WHAT IS BEING ASKED: Count lines holding the string "link" in the data that follows. Reply with one number only.
-- begin --
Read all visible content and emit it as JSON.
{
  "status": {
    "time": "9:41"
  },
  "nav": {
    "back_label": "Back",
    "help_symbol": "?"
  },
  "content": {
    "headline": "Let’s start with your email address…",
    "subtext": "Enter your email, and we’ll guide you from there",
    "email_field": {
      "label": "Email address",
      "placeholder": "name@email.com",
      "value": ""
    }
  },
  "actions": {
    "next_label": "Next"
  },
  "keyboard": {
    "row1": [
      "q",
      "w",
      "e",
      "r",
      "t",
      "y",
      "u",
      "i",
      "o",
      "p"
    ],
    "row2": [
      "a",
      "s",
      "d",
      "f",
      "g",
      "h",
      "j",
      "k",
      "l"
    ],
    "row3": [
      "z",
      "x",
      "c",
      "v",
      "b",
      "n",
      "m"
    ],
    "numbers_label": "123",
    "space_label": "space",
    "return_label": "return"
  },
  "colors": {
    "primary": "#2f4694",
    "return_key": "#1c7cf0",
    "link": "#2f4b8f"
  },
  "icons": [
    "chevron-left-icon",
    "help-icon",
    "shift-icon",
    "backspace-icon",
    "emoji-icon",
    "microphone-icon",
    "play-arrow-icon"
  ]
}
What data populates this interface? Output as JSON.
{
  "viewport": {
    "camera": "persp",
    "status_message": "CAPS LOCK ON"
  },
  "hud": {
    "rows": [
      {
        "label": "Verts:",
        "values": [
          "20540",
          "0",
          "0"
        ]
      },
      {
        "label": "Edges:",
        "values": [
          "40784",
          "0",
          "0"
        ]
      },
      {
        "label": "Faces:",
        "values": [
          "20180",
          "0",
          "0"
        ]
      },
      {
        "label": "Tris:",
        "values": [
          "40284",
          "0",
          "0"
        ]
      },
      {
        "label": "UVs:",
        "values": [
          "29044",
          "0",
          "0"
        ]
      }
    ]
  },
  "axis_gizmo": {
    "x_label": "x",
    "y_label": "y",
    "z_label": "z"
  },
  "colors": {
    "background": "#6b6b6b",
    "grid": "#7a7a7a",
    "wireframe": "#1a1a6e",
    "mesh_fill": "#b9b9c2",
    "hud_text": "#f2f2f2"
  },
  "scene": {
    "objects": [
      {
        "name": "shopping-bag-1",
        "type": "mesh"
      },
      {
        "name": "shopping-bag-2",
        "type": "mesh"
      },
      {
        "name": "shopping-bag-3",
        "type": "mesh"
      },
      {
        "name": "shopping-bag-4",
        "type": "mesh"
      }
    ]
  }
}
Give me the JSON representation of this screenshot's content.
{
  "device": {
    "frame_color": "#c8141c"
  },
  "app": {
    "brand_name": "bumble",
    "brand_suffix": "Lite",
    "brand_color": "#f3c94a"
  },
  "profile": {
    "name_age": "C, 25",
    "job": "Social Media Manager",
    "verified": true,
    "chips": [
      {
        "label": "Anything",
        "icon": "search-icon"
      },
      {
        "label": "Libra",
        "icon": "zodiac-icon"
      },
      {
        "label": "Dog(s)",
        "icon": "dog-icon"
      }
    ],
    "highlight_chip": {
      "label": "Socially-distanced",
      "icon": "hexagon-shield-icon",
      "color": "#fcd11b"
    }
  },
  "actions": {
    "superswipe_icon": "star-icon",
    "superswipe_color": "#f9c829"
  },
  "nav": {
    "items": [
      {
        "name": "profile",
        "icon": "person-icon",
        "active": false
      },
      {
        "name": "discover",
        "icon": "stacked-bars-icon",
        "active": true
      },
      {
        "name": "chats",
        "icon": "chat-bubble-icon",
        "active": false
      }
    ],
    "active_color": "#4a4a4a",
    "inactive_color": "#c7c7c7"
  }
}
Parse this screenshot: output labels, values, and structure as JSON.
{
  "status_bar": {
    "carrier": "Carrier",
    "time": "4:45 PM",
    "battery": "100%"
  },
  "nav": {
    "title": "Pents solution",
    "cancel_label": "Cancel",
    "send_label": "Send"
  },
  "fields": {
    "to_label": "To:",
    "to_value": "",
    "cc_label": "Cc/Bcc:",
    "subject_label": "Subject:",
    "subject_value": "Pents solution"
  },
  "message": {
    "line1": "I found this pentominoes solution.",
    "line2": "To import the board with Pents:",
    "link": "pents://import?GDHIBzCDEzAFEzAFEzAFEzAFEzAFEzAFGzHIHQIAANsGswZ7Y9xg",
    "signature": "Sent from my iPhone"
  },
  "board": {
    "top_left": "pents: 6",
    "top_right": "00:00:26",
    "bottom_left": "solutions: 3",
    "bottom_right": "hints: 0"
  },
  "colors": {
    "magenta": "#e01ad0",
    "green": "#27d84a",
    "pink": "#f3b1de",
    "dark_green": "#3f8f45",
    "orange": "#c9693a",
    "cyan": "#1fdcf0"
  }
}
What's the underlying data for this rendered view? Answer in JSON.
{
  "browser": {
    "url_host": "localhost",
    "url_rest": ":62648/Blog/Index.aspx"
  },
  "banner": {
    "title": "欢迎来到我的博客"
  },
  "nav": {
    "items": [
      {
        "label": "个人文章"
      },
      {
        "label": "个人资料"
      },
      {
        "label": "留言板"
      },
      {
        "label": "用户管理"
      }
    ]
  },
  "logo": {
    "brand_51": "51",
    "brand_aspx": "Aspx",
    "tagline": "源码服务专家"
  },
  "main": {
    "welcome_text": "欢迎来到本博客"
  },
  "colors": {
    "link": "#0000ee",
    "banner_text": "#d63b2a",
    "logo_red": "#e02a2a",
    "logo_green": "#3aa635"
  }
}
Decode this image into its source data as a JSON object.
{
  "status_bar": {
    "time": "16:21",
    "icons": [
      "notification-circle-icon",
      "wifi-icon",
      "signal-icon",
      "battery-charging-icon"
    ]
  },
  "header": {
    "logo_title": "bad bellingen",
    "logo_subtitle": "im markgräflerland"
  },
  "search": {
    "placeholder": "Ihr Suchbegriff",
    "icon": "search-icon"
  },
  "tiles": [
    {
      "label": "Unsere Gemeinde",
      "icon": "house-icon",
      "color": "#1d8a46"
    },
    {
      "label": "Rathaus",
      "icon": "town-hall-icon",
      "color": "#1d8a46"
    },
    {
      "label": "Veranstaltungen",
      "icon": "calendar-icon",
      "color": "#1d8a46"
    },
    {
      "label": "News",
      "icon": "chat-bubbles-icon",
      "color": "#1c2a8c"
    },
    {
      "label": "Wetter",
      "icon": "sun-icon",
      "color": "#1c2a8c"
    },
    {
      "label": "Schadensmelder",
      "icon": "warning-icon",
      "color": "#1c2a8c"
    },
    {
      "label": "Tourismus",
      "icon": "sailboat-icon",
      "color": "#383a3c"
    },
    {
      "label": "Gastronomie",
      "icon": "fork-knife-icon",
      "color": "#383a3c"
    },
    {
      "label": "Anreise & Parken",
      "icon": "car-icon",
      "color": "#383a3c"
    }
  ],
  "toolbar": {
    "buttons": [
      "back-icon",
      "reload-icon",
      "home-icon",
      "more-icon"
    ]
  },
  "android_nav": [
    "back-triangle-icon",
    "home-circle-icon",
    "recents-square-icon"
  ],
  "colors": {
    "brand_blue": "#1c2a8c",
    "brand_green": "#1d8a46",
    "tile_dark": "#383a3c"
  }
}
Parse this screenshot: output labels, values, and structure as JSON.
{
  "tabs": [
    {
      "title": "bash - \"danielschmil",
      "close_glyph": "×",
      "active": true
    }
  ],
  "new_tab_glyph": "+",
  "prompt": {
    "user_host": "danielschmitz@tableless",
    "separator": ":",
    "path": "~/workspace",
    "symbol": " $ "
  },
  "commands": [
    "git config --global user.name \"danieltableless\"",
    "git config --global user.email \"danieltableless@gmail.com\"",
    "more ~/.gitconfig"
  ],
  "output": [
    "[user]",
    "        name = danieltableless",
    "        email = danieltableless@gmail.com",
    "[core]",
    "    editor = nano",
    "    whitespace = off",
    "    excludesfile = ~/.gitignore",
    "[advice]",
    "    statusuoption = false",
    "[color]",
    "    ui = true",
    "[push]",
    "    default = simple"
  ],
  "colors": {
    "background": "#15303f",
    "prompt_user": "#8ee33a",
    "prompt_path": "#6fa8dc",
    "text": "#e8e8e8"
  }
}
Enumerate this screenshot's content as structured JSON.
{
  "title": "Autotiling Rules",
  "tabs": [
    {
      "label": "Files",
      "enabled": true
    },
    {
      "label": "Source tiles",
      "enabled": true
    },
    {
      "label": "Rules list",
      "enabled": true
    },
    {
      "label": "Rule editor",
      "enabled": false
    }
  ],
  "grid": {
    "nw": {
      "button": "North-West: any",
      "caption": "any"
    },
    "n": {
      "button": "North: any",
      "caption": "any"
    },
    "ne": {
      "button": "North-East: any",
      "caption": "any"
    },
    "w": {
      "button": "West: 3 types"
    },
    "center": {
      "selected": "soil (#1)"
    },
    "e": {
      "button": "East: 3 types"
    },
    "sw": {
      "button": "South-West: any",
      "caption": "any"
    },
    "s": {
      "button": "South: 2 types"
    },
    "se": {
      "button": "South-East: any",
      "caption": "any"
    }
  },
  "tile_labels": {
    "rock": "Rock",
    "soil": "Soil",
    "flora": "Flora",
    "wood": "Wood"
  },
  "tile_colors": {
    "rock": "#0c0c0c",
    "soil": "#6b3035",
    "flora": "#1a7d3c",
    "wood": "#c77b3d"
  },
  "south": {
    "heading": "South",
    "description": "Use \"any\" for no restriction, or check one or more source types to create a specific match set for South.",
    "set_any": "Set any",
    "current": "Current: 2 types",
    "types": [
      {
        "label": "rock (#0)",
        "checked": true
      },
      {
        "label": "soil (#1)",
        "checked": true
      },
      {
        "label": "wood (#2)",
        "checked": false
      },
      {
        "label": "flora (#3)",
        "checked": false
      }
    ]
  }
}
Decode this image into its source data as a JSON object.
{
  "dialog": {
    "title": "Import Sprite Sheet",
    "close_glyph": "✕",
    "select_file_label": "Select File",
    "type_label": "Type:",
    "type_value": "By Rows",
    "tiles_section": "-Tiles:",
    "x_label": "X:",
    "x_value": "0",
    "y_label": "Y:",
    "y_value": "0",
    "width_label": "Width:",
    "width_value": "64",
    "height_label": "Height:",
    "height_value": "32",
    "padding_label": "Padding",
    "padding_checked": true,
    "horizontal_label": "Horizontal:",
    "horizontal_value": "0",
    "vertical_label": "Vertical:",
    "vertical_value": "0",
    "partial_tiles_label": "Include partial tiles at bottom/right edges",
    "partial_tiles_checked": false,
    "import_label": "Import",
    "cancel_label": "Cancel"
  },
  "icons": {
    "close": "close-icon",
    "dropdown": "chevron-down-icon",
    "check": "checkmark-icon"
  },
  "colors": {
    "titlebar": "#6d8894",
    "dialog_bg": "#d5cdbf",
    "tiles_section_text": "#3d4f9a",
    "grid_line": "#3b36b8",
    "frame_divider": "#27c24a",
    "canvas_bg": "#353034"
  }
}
-- end --
TASK SOLUTION: 3